Determine which lines contain the word "Текстильщиков", then copy those lines.
--- begin Material supplied ---
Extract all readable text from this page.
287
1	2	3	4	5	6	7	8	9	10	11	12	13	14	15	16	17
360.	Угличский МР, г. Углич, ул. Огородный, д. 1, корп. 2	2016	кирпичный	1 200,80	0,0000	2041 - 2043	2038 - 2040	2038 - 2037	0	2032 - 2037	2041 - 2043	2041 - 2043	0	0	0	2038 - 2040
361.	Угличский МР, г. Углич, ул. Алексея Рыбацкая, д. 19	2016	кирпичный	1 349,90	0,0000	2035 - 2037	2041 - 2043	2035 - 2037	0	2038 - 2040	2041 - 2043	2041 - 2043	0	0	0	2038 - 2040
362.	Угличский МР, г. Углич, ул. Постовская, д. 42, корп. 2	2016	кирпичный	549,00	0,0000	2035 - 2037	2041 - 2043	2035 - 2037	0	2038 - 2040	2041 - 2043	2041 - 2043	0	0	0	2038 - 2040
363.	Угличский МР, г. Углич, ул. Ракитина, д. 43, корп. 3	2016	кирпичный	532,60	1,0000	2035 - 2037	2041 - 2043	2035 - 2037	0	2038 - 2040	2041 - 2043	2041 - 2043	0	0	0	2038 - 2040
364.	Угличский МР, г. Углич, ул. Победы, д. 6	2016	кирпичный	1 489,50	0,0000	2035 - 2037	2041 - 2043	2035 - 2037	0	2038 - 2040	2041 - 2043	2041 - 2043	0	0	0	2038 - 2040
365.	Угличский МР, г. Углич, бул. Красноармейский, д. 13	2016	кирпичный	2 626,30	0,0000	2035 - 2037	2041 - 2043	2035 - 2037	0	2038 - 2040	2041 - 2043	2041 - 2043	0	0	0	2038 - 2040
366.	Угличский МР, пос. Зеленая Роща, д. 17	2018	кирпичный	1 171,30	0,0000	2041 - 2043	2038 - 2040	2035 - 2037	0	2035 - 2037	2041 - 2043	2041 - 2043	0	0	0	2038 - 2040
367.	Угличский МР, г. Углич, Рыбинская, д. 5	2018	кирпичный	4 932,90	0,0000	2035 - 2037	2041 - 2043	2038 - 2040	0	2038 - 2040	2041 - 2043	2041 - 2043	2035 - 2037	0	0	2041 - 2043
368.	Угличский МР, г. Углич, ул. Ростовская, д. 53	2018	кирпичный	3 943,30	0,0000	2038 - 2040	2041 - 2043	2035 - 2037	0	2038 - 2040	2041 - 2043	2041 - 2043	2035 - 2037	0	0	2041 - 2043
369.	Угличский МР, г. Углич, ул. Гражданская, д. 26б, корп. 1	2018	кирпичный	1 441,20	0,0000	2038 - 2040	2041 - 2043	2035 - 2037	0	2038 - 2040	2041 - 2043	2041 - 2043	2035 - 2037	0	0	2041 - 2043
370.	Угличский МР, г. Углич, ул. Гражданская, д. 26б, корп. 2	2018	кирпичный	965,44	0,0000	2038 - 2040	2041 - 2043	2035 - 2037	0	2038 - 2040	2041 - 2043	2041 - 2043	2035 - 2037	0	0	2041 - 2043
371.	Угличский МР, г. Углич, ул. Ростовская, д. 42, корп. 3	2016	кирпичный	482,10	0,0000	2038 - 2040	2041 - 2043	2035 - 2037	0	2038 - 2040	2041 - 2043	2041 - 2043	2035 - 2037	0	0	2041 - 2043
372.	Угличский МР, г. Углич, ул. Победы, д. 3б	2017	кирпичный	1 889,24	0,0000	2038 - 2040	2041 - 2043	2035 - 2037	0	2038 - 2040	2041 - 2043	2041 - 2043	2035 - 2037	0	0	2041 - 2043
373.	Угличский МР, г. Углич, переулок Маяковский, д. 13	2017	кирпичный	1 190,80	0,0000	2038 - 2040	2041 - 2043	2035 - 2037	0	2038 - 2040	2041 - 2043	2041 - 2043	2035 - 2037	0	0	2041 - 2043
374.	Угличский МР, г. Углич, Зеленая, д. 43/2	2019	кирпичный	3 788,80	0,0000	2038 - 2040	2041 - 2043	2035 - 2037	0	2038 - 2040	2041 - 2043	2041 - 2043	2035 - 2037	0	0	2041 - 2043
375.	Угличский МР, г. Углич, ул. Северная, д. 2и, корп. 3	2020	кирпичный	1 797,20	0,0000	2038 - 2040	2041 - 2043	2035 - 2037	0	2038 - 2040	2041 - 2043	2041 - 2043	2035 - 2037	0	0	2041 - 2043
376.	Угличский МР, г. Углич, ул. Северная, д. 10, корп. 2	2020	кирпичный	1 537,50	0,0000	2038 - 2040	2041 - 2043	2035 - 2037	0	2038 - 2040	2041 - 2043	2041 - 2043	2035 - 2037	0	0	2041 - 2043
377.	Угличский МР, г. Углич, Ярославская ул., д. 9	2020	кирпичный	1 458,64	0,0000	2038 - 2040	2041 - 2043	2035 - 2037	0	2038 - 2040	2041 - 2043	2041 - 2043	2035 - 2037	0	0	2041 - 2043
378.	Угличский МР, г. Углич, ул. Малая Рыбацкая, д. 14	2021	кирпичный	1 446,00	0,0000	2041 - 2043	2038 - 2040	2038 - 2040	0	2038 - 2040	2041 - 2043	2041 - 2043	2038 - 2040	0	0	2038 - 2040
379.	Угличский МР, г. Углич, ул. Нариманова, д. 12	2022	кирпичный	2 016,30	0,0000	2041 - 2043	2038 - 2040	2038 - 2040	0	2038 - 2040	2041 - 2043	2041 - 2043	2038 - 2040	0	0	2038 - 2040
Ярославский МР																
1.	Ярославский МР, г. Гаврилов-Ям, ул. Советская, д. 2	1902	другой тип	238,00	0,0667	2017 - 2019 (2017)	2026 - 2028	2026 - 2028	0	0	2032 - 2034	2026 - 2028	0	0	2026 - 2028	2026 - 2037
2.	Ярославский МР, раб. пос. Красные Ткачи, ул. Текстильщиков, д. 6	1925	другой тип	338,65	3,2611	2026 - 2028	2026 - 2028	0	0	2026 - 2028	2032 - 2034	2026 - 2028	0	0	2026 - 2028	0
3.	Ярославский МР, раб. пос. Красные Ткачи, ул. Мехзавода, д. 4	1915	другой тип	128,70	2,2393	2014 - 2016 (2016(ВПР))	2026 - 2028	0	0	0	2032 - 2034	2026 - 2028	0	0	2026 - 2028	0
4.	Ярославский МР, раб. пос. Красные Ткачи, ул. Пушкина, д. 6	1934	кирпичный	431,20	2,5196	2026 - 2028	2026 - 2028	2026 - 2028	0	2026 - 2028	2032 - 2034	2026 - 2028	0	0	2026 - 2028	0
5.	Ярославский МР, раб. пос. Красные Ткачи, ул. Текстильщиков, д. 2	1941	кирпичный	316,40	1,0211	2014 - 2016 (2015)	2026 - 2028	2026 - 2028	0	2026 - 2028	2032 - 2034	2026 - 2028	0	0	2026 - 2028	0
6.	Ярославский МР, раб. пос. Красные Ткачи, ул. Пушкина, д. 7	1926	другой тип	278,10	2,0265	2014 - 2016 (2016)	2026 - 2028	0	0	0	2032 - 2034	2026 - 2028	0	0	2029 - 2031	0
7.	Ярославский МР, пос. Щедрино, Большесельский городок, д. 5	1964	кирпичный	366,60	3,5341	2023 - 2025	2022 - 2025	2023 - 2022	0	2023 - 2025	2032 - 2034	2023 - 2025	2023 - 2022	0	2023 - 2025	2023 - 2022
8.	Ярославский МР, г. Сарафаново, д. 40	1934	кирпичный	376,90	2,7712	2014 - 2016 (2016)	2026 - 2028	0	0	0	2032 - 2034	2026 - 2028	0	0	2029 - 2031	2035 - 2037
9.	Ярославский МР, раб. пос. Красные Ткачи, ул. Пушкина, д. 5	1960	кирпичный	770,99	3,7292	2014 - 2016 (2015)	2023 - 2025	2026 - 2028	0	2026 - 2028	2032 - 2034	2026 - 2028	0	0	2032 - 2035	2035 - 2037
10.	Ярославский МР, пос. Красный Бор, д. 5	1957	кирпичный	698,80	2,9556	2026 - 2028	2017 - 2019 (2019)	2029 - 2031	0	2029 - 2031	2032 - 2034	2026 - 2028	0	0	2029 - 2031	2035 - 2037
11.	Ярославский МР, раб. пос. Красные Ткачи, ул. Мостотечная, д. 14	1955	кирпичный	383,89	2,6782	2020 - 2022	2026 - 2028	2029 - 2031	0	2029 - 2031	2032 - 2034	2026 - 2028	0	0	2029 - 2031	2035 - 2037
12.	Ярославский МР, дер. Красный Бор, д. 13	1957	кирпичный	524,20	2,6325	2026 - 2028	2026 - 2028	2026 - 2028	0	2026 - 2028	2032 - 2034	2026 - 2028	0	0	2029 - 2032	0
--- end Material supplied ---
**Response to the task:**
2.	Ярославский МР, раб. пос. Красные Ткачи, ул. Текстильщиков, д. 6	1925	другой тип	338,65	3,2611	2026 - 2028	2026 - 2028	0	0	2026 - 2028	2032 - 2034	2026 - 2028	0	0	2026 - 2028	0
5.	Ярославский МР, раб. пос. Красные Ткачи, ул. Текстильщиков, д. 2	1941	кирпичный	316,40	1,0211	2014 - 2016 (2015)	2026 - 2028	2026 - 2028	0	2026 - 2028	2032 - 2034	2026 - 2028	0	0	2026 - 2028	0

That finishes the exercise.